Your instructions :: Can you convert the material, starting at its first line and ending at the line that contains "legend-swatch-without-wave [2185, 106, 2259, 132]", into a numbered list with any blank lines left out?

Provided records ::
○ ○ ○ ○ ○

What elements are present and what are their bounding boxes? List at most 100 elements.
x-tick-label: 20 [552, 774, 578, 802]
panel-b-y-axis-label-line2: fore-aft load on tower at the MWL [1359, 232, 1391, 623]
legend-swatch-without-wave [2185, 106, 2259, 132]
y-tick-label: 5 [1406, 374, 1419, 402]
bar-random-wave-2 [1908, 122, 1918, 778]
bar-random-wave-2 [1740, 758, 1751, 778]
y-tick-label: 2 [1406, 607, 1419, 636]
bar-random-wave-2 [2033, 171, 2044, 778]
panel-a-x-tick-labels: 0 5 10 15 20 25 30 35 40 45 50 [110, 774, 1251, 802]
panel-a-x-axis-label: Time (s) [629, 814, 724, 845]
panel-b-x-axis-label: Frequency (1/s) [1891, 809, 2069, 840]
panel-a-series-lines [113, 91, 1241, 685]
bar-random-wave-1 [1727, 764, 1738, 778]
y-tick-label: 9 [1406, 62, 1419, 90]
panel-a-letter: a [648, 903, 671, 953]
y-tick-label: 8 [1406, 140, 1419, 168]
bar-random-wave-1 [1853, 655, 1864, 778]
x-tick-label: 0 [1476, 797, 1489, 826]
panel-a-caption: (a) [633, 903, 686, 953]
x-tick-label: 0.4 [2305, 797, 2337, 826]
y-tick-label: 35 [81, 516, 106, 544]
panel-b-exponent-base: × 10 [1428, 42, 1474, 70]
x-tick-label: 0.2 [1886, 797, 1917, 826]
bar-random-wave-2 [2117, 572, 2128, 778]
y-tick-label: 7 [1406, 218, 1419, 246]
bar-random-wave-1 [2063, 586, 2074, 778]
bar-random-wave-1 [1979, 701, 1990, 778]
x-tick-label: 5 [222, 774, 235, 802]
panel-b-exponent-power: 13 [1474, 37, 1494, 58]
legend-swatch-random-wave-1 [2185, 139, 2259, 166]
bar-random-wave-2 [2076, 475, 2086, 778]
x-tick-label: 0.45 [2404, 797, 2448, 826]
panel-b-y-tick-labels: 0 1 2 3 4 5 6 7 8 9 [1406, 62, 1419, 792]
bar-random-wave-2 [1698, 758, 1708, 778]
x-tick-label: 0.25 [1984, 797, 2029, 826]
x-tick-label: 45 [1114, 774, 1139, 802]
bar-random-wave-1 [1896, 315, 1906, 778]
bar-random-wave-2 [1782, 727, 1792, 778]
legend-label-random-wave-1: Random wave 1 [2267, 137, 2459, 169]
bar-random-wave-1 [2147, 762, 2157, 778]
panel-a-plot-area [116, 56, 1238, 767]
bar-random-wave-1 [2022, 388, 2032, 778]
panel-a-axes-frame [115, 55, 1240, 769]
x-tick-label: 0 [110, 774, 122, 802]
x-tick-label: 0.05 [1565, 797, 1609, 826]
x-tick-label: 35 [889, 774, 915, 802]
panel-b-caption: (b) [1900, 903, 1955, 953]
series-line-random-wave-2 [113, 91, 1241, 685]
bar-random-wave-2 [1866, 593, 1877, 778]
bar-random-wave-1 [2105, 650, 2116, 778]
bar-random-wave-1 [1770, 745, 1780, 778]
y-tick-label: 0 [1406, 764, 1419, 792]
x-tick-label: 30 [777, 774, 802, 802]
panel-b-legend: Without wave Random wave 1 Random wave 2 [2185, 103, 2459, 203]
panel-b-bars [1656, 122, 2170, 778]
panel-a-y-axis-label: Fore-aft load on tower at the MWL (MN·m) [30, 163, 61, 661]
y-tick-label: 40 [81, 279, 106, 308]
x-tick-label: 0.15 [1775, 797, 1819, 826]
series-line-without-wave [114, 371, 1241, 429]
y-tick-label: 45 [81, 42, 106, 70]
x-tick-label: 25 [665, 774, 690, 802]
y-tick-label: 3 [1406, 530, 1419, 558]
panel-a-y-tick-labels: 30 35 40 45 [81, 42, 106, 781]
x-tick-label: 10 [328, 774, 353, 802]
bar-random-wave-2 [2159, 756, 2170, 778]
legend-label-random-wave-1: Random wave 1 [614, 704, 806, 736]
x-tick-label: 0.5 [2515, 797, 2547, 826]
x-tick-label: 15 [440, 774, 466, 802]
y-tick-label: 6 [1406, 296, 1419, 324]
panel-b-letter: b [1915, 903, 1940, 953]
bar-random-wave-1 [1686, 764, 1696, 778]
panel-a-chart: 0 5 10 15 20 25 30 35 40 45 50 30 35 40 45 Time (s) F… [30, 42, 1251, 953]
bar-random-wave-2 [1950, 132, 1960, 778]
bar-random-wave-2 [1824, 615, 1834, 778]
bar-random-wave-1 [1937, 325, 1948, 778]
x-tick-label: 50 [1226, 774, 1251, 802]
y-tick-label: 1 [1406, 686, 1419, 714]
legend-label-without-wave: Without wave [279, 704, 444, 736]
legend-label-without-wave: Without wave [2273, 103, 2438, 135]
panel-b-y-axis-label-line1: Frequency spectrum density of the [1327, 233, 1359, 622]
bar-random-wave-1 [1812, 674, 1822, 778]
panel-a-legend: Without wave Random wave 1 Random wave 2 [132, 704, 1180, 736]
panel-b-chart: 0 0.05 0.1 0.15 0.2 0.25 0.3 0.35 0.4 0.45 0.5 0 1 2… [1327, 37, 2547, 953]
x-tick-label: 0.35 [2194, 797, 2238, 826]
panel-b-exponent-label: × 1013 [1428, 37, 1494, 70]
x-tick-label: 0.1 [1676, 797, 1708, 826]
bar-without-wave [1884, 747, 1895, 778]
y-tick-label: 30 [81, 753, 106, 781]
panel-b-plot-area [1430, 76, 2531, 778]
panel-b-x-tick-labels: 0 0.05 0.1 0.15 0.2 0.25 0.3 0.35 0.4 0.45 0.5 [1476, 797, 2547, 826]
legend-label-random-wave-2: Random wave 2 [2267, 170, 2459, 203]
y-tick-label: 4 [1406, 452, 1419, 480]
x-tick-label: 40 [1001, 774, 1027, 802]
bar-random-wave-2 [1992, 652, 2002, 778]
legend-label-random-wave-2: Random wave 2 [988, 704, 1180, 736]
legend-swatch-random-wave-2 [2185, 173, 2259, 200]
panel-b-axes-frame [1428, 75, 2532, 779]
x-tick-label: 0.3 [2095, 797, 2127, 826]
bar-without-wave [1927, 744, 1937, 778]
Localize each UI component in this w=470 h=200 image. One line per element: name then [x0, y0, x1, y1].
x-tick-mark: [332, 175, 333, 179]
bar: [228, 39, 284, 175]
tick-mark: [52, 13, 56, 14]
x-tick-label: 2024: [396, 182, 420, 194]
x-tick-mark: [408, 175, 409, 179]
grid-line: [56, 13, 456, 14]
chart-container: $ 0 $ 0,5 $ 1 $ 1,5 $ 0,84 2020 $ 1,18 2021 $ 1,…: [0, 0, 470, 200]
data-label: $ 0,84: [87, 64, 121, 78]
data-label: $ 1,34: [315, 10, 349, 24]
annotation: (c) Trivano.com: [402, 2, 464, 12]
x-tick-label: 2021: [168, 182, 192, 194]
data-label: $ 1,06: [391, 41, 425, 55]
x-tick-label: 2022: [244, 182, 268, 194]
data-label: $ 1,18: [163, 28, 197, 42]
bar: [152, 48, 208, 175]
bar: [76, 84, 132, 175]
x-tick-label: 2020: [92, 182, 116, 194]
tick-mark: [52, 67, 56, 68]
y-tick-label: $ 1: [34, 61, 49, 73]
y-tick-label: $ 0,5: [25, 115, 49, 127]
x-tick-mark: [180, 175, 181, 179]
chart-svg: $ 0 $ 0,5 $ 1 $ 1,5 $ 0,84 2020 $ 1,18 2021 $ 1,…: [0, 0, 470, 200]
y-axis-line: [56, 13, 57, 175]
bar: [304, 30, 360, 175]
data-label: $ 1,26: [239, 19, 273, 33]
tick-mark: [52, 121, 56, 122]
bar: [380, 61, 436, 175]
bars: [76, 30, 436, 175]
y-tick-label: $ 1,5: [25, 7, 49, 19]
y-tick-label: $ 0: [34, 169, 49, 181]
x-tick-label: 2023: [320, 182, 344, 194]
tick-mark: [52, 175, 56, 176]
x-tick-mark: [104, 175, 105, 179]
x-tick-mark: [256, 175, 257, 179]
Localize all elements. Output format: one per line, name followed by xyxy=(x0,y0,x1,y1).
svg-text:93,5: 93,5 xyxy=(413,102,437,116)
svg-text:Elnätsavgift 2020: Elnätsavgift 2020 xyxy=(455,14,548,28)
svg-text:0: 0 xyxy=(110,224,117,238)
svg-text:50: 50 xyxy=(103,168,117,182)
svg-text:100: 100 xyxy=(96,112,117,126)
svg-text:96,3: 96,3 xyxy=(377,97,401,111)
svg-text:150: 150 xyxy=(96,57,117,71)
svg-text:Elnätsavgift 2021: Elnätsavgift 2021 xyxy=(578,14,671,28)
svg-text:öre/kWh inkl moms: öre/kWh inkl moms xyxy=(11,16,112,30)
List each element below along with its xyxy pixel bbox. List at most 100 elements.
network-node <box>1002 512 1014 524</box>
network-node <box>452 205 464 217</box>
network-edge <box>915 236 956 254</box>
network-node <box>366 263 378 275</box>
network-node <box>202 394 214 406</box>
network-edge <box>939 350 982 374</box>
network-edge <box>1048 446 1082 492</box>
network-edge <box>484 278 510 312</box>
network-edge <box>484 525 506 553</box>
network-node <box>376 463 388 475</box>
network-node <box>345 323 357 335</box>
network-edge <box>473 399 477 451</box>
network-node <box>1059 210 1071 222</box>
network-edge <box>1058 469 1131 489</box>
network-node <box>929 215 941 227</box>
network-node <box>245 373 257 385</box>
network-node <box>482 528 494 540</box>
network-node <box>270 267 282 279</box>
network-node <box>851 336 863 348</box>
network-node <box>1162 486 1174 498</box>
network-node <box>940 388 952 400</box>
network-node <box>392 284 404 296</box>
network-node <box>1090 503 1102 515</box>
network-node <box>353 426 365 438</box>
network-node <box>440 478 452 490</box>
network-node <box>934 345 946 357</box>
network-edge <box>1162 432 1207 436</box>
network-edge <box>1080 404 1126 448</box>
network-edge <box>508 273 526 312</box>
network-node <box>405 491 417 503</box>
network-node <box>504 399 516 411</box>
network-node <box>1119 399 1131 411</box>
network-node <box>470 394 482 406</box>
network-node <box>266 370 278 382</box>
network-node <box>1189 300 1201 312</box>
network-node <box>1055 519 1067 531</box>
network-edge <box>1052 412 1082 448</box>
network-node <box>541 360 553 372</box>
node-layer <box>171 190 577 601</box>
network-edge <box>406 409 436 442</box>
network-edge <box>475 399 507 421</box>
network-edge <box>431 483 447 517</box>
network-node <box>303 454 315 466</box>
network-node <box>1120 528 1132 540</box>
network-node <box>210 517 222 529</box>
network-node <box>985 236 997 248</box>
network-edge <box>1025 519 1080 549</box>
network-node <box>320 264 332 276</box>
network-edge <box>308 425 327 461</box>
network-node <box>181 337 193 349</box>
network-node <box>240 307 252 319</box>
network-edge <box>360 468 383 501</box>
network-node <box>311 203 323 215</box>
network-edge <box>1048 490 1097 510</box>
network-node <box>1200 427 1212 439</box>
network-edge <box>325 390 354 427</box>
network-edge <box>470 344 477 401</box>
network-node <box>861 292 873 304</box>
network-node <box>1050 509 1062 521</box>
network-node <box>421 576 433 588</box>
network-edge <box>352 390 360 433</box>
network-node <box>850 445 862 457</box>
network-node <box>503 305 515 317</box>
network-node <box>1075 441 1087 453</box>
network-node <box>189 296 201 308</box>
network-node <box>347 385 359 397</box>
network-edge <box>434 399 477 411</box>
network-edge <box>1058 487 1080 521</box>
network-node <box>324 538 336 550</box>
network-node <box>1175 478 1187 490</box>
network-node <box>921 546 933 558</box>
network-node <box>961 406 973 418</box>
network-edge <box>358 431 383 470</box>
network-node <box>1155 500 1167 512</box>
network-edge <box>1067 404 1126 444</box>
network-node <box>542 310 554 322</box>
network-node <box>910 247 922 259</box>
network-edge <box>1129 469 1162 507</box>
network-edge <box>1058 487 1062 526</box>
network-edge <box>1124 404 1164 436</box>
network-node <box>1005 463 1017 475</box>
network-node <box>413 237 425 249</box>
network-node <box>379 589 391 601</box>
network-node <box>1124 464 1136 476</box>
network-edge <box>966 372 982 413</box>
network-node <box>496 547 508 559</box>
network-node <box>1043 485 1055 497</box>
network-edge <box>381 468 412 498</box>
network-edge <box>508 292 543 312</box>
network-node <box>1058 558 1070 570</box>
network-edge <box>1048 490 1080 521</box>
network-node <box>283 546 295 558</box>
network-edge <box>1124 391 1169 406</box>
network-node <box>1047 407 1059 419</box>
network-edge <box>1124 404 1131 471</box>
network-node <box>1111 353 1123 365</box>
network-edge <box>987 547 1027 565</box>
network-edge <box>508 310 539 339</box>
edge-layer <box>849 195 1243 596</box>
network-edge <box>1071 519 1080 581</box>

○ ○ ○ ○ ○

Solution to this exercise ::
1. What elements are present and what are their bounding boxes? List at most 100 elements.
2. x-tick-label: 20 [552, 774, 578, 802]
3. panel-b-y-axis-label-line2: fore-aft load on tower at the MWL [1359, 232, 1391, 623]
4. legend-swatch-without-wave [2185, 106, 2259, 132]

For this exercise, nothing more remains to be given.